── SOURCE RECORDS

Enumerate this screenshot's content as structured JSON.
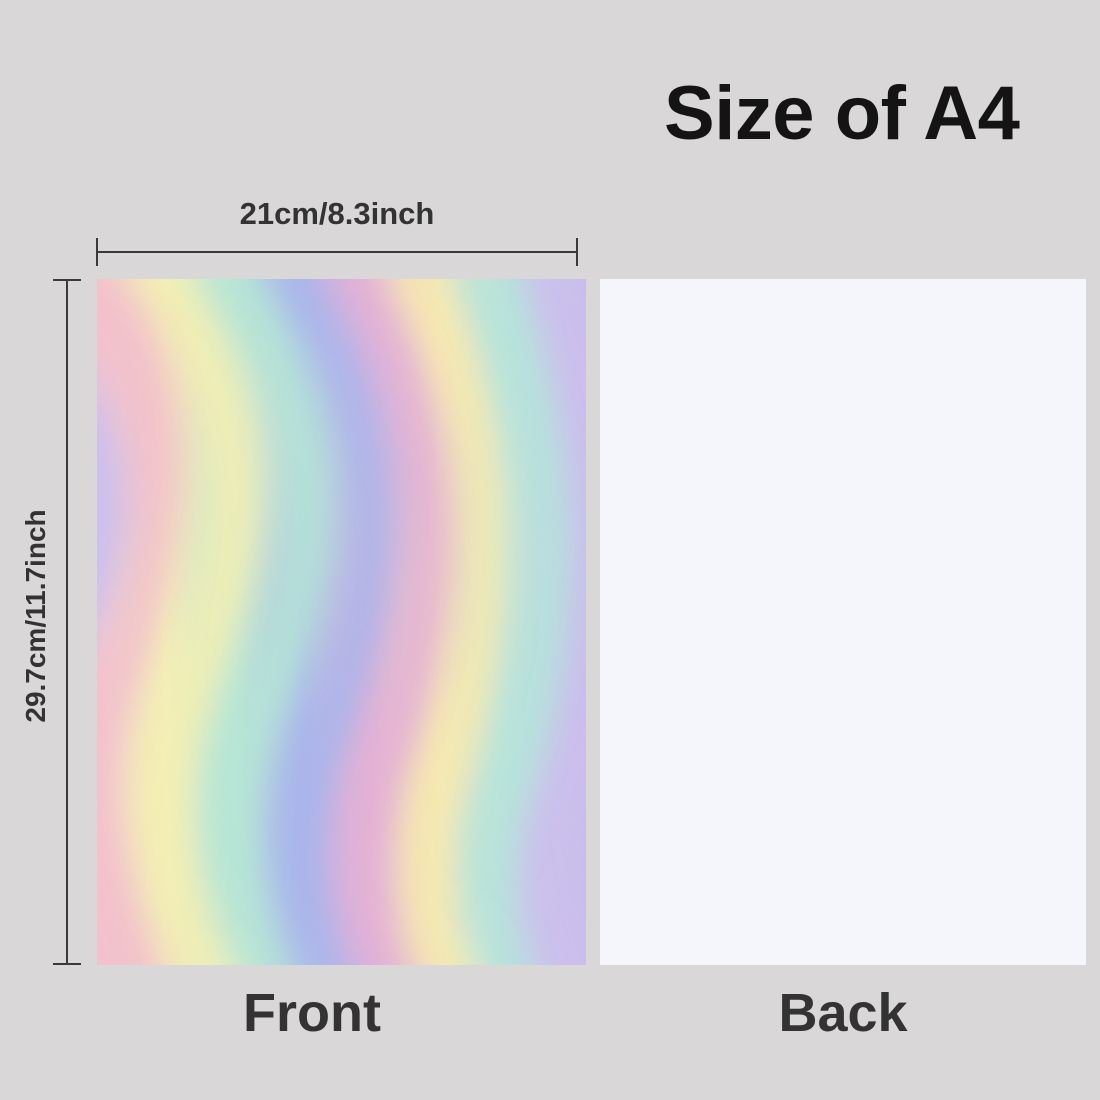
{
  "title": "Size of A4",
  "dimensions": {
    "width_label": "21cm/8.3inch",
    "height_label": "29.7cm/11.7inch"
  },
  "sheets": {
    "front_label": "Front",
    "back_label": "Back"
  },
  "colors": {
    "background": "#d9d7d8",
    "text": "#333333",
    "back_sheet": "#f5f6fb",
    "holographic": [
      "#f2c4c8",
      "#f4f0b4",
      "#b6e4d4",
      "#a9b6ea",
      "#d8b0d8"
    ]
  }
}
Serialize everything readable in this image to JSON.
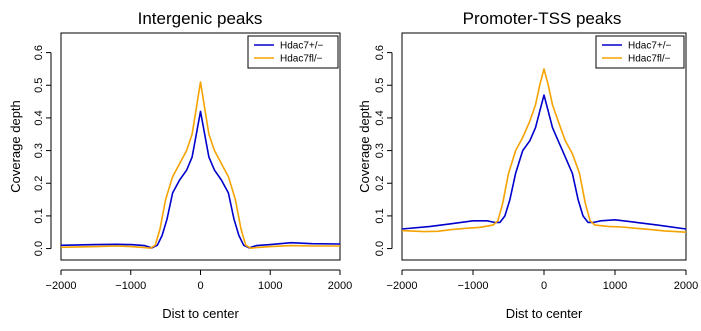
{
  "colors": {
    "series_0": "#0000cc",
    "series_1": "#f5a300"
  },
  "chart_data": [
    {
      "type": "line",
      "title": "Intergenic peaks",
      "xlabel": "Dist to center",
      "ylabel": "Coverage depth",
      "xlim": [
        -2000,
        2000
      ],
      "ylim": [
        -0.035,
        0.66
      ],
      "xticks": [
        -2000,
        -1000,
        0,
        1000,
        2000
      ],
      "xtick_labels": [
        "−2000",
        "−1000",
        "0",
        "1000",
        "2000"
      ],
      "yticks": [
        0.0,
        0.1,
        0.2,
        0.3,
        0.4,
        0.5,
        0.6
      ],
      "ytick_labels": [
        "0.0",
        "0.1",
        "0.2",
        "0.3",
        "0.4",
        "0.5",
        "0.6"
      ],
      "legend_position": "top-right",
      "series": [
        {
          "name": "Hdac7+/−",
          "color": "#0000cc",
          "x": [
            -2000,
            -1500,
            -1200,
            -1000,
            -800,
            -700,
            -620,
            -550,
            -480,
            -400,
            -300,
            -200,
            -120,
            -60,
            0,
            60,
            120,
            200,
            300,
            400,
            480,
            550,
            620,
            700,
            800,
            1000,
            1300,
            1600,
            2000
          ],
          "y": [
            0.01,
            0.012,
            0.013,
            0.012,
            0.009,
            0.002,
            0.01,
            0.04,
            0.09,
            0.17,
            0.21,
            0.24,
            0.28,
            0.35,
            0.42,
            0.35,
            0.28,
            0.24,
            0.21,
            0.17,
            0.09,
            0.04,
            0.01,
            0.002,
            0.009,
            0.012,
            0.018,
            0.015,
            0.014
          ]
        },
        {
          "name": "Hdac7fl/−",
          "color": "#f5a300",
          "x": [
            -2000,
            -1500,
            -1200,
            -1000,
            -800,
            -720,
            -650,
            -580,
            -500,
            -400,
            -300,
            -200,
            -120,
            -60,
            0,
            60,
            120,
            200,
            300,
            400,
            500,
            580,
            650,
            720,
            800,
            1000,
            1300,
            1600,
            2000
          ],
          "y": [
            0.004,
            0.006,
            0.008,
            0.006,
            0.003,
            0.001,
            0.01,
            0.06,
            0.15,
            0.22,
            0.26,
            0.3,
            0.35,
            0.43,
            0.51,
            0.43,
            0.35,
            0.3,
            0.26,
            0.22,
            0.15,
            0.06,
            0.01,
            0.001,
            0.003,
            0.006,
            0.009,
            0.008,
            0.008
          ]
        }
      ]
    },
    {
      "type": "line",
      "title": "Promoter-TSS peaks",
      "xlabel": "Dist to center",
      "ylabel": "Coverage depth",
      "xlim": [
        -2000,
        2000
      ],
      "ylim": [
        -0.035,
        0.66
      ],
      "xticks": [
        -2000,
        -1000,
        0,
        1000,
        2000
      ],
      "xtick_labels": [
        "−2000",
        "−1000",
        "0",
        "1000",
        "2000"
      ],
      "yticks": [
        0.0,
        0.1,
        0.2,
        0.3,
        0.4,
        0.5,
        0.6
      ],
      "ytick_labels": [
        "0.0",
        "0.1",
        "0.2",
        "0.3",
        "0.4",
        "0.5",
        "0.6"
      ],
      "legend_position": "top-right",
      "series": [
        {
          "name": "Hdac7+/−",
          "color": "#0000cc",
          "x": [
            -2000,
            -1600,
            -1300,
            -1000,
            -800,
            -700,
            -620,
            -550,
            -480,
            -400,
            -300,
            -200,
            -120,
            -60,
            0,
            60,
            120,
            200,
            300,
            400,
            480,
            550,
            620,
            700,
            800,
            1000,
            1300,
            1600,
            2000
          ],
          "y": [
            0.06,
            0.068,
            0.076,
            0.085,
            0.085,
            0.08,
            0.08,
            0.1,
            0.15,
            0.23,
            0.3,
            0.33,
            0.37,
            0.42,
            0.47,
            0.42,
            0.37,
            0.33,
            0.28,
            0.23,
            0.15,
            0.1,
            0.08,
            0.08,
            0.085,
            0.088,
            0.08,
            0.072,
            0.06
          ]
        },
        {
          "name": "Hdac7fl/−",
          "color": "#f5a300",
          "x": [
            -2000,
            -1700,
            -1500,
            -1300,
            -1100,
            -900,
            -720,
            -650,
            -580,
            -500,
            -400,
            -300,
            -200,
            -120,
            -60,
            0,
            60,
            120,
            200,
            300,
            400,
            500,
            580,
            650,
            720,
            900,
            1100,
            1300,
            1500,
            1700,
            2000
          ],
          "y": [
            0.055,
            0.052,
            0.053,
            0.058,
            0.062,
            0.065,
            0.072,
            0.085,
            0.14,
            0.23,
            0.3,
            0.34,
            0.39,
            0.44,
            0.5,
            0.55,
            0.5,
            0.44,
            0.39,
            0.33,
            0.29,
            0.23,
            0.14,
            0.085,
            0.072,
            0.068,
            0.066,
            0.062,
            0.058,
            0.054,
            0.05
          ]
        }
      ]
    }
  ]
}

────

## PROBLEM DETAILS
Quote the material in full and exactly; do not carry over its pictures.

## EXERCISE OUTPUT
Enumerate this screenshot's content as structured JSON.
{
  "title": "Size of A4",
  "dimensions": {
    "width_label": "21cm/8.3inch",
    "height_label": "29.7cm/11.7inch"
  },
  "sheets": {
    "front_label": "Front",
    "back_label": "Back"
  },
  "colors": {
    "background": "#d9d7d8",
    "text": "#333333",
    "back_sheet": "#f5f6fb",
    "holographic": [
      "#f2c4c8",
      "#f4f0b4",
      "#b6e4d4",
      "#a9b6ea",
      "#d8b0d8"
    ]
  }
}
Serialize everything readable in this image to JSON.
{
  "colors": {
    "series_0": "#0000cc",
    "series_1": "#f5a300"
  },
  "chart_data": [
    {
      "type": "line",
      "title": "Intergenic peaks",
      "xlabel": "Dist to center",
      "ylabel": "Coverage depth",
      "xlim": [
        -2000,
        2000
      ],
      "ylim": [
        -0.035,
        0.66
      ],
      "xticks": [
        -2000,
        -1000,
        0,
        1000,
        2000
      ],
      "xtick_labels": [
        "−2000",
        "−1000",
        "0",
        "1000",
        "2000"
      ],
      "yticks": [
        0.0,
        0.1,
        0.2,
        0.3,
        0.4,
        0.5,
        0.6
      ],
      "ytick_labels": [
        "0.0",
        "0.1",
        "0.2",
        "0.3",
        "0.4",
        "0.5",
        "0.6"
      ],
      "legend_position": "top-right",
      "series": [
        {
          "name": "Hdac7+/−",
          "color": "#0000cc",
          "x": [
            -2000,
            -1500,
            -1200,
            -1000,
            -800,
            -700,
            -620,
            -550,
            -480,
            -400,
            -300,
            -200,
            -120,
            -60,
            0,
            60,
            120,
            200,
            300,
            400,
            480,
            550,
            620,
            700,
            800,
            1000,
            1300,
            1600,
            2000
          ],
          "y": [
            0.01,
            0.012,
            0.013,
            0.012,
            0.009,
            0.002,
            0.01,
            0.04,
            0.09,
            0.17,
            0.21,
            0.24,
            0.28,
            0.35,
            0.42,
            0.35,
            0.28,
            0.24,
            0.21,
            0.17,
            0.09,
            0.04,
            0.01,
            0.002,
            0.009,
            0.012,
            0.018,
            0.015,
            0.014
          ]
        },
        {
          "name": "Hdac7fl/−",
          "color": "#f5a300",
          "x": [
            -2000,
            -1500,
            -1200,
            -1000,
            -800,
            -720,
            -650,
            -580,
            -500,
            -400,
            -300,
            -200,
            -120,
            -60,
            0,
            60,
            120,
            200,
            300,
            400,
            500,
            580,
            650,
            720,
            800,
            1000,
            1300,
            1600,
            2000
          ],
          "y": [
            0.004,
            0.006,
            0.008,
            0.006,
            0.003,
            0.001,
            0.01,
            0.06,
            0.15,
            0.22,
            0.26,
            0.3,
            0.35,
            0.43,
            0.51,
            0.43,
            0.35,
            0.3,
            0.26,
            0.22,
            0.15,
            0.06,
            0.01,
            0.001,
            0.003,
            0.006,
            0.009,
            0.008,
            0.008
          ]
        }
      ]
    },
    {
      "type": "line",
      "title": "Promoter-TSS peaks",
      "xlabel": "Dist to center",
      "ylabel": "Coverage depth",
      "xlim": [
        -2000,
        2000
      ],
      "ylim": [
        -0.035,
        0.66
      ],
      "xticks": [
        -2000,
        -1000,
        0,
        1000,
        2000
      ],
      "xtick_labels": [
        "−2000",
        "−1000",
        "0",
        "1000",
        "2000"
      ],
      "yticks": [
        0.0,
        0.1,
        0.2,
        0.3,
        0.4,
        0.5,
        0.6
      ],
      "ytick_labels": [
        "0.0",
        "0.1",
        "0.2",
        "0.3",
        "0.4",
        "0.5",
        "0.6"
      ],
      "legend_position": "top-right",
      "series": [
        {
          "name": "Hdac7+/−",
          "color": "#0000cc",
          "x": [
            -2000,
            -1600,
            -1300,
            -1000,
            -800,
            -700,
            -620,
            -550,
            -480,
            -400,
            -300,
            -200,
            -120,
            -60,
            0,
            60,
            120,
            200,
            300,
            400,
            480,
            550,
            620,
            700,
            800,
            1000,
            1300,
            1600,
            2000
          ],
          "y": [
            0.06,
            0.068,
            0.076,
            0.085,
            0.085,
            0.08,
            0.08,
            0.1,
            0.15,
            0.23,
            0.3,
            0.33,
            0.37,
            0.42,
            0.47,
            0.42,
            0.37,
            0.33,
            0.28,
            0.23,
            0.15,
            0.1,
            0.08,
            0.08,
            0.085,
            0.088,
            0.08,
            0.072,
            0.06
          ]
        },
        {
          "name": "Hdac7fl/−",
          "color": "#f5a300",
          "x": [
            -2000,
            -1700,
            -1500,
            -1300,
            -1100,
            -900,
            -720,
            -650,
            -580,
            -500,
            -400,
            -300,
            -200,
            -120,
            -60,
            0,
            60,
            120,
            200,
            300,
            400,
            500,
            580,
            650,
            720,
            900,
            1100,
            1300,
            1500,
            1700,
            2000
          ],
          "y": [
            0.055,
            0.052,
            0.053,
            0.058,
            0.062,
            0.065,
            0.072,
            0.085,
            0.14,
            0.23,
            0.3,
            0.34,
            0.39,
            0.44,
            0.5,
            0.55,
            0.5,
            0.44,
            0.39,
            0.33,
            0.29,
            0.23,
            0.14,
            0.085,
            0.072,
            0.068,
            0.066,
            0.062,
            0.058,
            0.054,
            0.05
          ]
        }
      ]
    }
  ]
}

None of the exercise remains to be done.